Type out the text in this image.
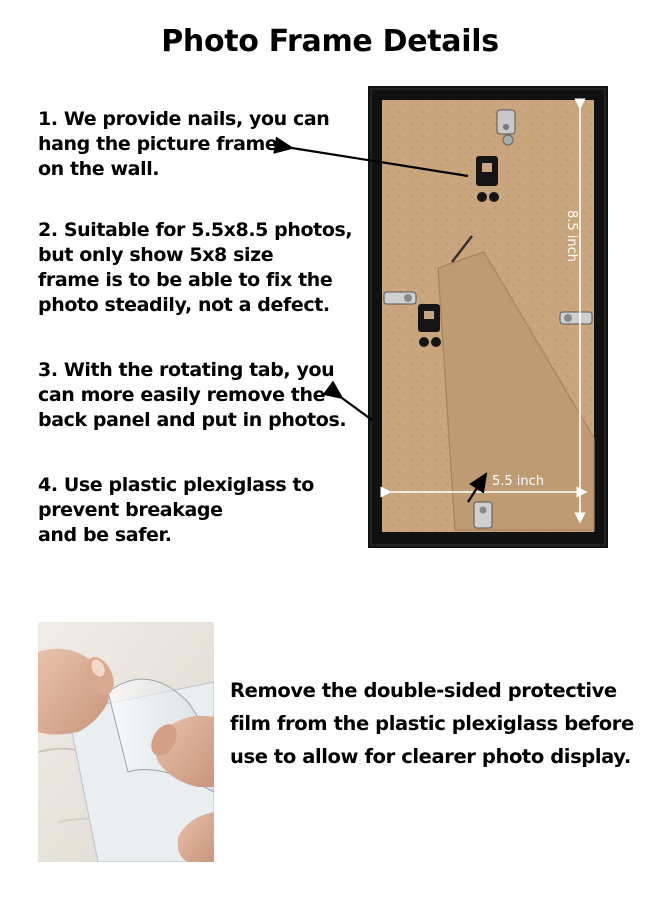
Photo Frame Details
1. We provide nails, you can
hang the picture frame
on the wall.
2. Suitable for 5.5x8.5 photos,
but only show 5x8 size
frame is to be able to fix the
photo steadily, not a defect.
3. With the rotating tab, you
can more easily remove the
back panel and put in photos.
4. Use plastic plexiglass to
prevent breakage
and be safer.
8.5 inch
5.5 inch
Remove the double-sided protective
film from the plastic plexiglass before
use to allow for clearer photo display.
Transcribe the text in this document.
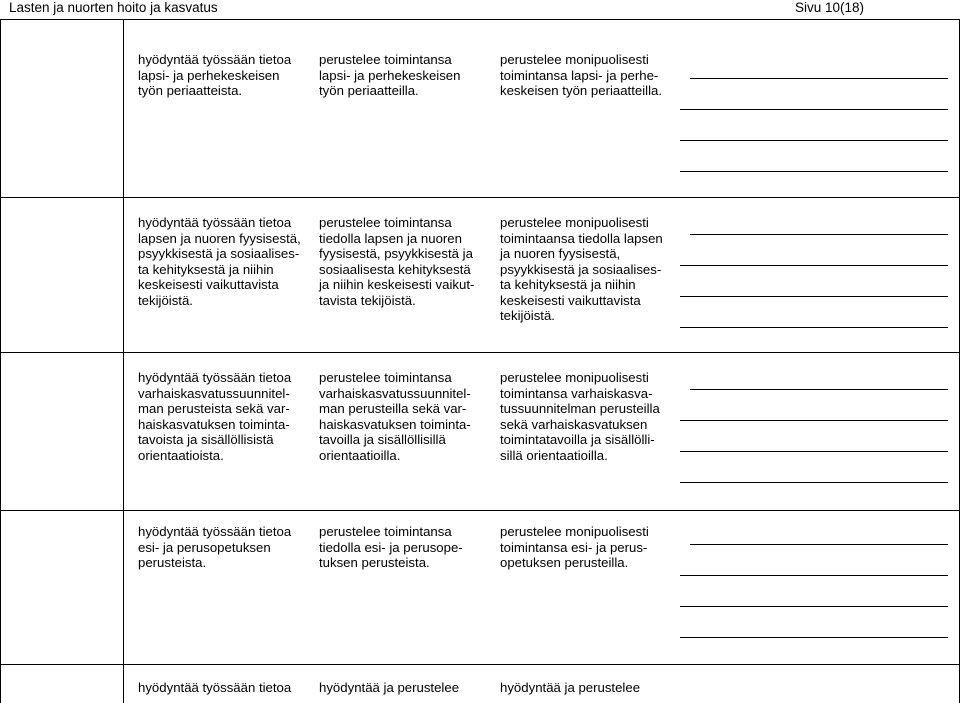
Lasten ja nuorten hoito ja kasvatus	Sivu 10(18)
hyödyntää työssään tietoa
lapsi- ja perhekeskeisen
työn periaatteista.
perustelee toimintansa
lapsi- ja perhekeskeisen
työn periaatteilla.
perustelee monipuolisesti
toimintansa lapsi- ja perhe-
keskeisen työn periaatteilla.
hyödyntää työssään tietoa
lapsen ja nuoren fyysisestä,
psyykkisestä ja sosiaalises-
ta kehityksestä ja niihin
keskeisesti vaikuttavista
tekijöistä.
perustelee toimintansa
tiedolla lapsen ja nuoren
fyysisestä, psyykkisestä ja
sosiaalisesta kehityksestä
ja niihin keskeisesti vaikut-
tavista tekijöistä.
perustelee monipuolisesti
toimintaansa tiedolla lapsen
ja nuoren fyysisestä,
psyykkisestä ja sosiaalises-
ta kehityksestä ja niihin
keskeisesti vaikuttavista
tekijöistä.
hyödyntää työssään tietoa
varhaiskasvatussuunnitel-
man perusteista sekä var-
haiskasvatuksen toiminta-
tavoista ja sisällöllisistä
orientaatioista.
perustelee toimintansa
varhaiskasvatussuunnitel-
man perusteilla sekä var-
haiskasvatuksen toiminta-
tavoilla ja sisällöllisillä
orientaatioilla.
perustelee monipuolisesti
toimintansa varhaiskasva-
tussuunnitelman perusteilla
sekä varhaiskasvatuksen
toimintatavoilla ja sisällölli-
sillä orientaatioilla.
hyödyntää työssään tietoa
esi- ja perusopetuksen
perusteista.
perustelee toimintansa
tiedolla esi- ja perusope-
tuksen perusteista.
perustelee monipuolisesti
toimintansa esi- ja perus-
opetuksen perusteilla.
hyödyntää työssään tietoa hyödyntää ja perustelee	hyödyntää ja perustelee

################

**What the exercise asks**
Output the records above exactly as they are, leaving out the pictures.

**Response to the task**
Type out the text in this image.
Photo Frame Details
1. We provide nails, you can
hang the picture frame
on the wall.
2. Suitable for 5.5x8.5 photos,
but only show 5x8 size
frame is to be able to fix the
photo steadily, not a defect.
3. With the rotating tab, you
can more easily remove the
back panel and put in photos.
4. Use plastic plexiglass to
prevent breakage
and be safer.
8.5 inch
5.5 inch
Remove the double-sided protective
film from the plastic plexiglass before
use to allow for clearer photo display.
Transcribe the text in this document.
Lasten ja nuorten hoito ja kasvatus	Sivu 10(18)
hyödyntää työssään tietoa
lapsi- ja perhekeskeisen
työn periaatteista.
perustelee toimintansa
lapsi- ja perhekeskeisen
työn periaatteilla.
perustelee monipuolisesti
toimintansa lapsi- ja perhe-
keskeisen työn periaatteilla.
hyödyntää työssään tietoa
lapsen ja nuoren fyysisestä,
psyykkisestä ja sosiaalises-
ta kehityksestä ja niihin
keskeisesti vaikuttavista
tekijöistä.
perustelee toimintansa
tiedolla lapsen ja nuoren
fyysisestä, psyykkisestä ja
sosiaalisesta kehityksestä
ja niihin keskeisesti vaikut-
tavista tekijöistä.
perustelee monipuolisesti
toimintaansa tiedolla lapsen
ja nuoren fyysisestä,
psyykkisestä ja sosiaalises-
ta kehityksestä ja niihin
keskeisesti vaikuttavista
tekijöistä.
hyödyntää työssään tietoa
varhaiskasvatussuunnitel-
man perusteista sekä var-
haiskasvatuksen toiminta-
tavoista ja sisällöllisistä
orientaatioista.
perustelee toimintansa
varhaiskasvatussuunnitel-
man perusteilla sekä var-
haiskasvatuksen toiminta-
tavoilla ja sisällöllisillä
orientaatioilla.
perustelee monipuolisesti
toimintansa varhaiskasva-
tussuunnitelman perusteilla
sekä varhaiskasvatuksen
toimintatavoilla ja sisällölli-
sillä orientaatioilla.
hyödyntää työssään tietoa
esi- ja perusopetuksen
perusteista.
perustelee toimintansa
tiedolla esi- ja perusope-
tuksen perusteista.
perustelee monipuolisesti
toimintansa esi- ja perus-
opetuksen perusteilla.
hyödyntää työssään tietoa hyödyntää ja perustelee	hyödyntää ja perustelee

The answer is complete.